### Work required
Find the line containing "What does this", then output it and every line after it through the end of the listing below, exactly as written.
+++++
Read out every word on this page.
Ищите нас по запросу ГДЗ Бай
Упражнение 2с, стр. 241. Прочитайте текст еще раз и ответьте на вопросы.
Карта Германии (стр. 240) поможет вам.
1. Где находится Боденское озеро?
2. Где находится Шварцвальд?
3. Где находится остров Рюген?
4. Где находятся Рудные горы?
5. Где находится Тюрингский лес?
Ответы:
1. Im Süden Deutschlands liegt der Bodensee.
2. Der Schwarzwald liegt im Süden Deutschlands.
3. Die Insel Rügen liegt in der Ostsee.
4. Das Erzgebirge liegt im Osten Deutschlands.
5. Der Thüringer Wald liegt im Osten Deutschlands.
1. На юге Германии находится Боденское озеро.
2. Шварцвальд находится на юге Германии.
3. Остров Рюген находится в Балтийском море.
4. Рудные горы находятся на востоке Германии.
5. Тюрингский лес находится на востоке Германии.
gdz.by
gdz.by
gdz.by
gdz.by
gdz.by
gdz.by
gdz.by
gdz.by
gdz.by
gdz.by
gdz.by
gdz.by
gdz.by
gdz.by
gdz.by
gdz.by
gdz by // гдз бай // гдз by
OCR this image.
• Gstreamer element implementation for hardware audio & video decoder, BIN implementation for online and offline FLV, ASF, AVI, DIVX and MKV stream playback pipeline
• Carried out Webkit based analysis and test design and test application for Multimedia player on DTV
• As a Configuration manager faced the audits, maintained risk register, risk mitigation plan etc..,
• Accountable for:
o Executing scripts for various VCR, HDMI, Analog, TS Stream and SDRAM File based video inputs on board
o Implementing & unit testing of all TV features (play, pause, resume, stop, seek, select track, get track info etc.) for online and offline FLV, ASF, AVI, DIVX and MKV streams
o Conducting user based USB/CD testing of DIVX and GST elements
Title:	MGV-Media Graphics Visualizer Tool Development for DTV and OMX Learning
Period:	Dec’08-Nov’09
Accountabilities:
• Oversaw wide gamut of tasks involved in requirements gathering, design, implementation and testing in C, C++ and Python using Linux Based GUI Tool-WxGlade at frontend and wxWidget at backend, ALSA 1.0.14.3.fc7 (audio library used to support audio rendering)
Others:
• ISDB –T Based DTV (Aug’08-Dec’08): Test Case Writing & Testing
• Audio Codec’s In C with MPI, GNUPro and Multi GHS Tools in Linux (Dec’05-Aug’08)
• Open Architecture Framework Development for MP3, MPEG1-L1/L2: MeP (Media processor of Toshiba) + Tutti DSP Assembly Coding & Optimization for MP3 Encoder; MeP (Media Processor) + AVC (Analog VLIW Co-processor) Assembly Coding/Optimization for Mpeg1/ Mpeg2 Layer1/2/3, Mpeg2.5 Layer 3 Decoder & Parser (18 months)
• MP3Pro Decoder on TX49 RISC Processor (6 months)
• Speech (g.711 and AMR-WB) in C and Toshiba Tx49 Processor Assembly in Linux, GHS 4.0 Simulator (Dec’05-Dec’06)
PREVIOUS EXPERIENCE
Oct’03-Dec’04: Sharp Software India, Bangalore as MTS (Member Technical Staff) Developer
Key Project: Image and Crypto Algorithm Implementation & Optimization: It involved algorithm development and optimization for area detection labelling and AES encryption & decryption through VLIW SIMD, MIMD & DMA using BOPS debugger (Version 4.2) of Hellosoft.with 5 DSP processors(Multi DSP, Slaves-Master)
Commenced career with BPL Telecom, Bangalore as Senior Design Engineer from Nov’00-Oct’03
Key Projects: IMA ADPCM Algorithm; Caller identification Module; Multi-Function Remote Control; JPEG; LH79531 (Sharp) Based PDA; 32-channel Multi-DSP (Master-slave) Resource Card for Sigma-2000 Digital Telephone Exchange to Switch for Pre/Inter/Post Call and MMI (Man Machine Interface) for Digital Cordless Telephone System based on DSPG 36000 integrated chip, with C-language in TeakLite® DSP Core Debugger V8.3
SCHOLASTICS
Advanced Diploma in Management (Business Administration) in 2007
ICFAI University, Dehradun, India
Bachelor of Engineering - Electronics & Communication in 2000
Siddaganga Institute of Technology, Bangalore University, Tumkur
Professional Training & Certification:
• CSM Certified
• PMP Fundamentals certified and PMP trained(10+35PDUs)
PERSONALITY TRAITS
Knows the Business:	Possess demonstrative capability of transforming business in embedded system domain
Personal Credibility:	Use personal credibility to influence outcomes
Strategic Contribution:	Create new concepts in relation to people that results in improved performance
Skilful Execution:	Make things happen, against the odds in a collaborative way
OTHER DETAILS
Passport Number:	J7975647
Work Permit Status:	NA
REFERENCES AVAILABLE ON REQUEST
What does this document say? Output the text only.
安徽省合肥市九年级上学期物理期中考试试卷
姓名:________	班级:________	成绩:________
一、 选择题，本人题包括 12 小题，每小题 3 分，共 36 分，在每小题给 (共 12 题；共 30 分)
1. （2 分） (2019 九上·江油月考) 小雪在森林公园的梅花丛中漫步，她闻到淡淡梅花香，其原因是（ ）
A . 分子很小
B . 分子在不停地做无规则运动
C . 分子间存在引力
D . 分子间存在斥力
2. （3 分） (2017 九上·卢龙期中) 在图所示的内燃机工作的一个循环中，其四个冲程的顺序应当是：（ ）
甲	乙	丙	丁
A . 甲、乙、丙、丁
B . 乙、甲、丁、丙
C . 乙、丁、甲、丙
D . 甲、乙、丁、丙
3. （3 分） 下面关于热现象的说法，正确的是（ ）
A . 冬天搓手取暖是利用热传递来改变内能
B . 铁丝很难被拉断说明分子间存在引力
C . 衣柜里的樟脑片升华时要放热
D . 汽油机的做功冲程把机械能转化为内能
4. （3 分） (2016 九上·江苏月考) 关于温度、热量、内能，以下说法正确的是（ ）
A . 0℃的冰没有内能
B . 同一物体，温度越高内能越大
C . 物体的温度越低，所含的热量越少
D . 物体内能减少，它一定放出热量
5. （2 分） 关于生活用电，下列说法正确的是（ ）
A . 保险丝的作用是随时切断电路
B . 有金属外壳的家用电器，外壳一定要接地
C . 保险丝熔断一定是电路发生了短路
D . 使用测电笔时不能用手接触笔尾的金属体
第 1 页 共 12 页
+++++
### Final answer
What does this document say? Output the text only.
安徽省合肥市九年级上学期物理期中考试试卷
姓名:________	班级:________	成绩:________
一、 选择题，本人题包括 12 小题，每小题 3 分，共 36 分，在每小题给 (共 12 题；共 30 分)
1. （2 分） (2019 九上·江油月考) 小雪在森林公园的梅花丛中漫步，她闻到淡淡梅花香，其原因是（ ）
A . 分子很小
B . 分子在不停地做无规则运动
C . 分子间存在引力
D . 分子间存在斥力
2. （3 分） (2017 九上·卢龙期中) 在图所示的内燃机工作的一个循环中，其四个冲程的顺序应当是：（ ）
甲	乙	丙	丁
A . 甲、乙、丙、丁
B . 乙、甲、丁、丙
C . 乙、丁、甲、丙
D . 甲、乙、丁、丙
3. （3 分） 下面关于热现象的说法，正确的是（ ）
A . 冬天搓手取暖是利用热传递来改变内能
B . 铁丝很难被拉断说明分子间存在引力
C . 衣柜里的樟脑片升华时要放热
D . 汽油机的做功冲程把机械能转化为内能
4. （3 分） (2016 九上·江苏月考) 关于温度、热量、内能，以下说法正确的是（ ）
A . 0℃的冰没有内能
B . 同一物体，温度越高内能越大
C . 物体的温度越低，所含的热量越少
D . 物体内能减少，它一定放出热量
5. （2 分） 关于生活用电，下列说法正确的是（ ）
A . 保险丝的作用是随时切断电路
B . 有金属外壳的家用电器，外壳一定要接地
C . 保险丝熔断一定是电路发生了短路
D . 使用测电笔时不能用手接触笔尾的金属体
第 1 页 共 12 页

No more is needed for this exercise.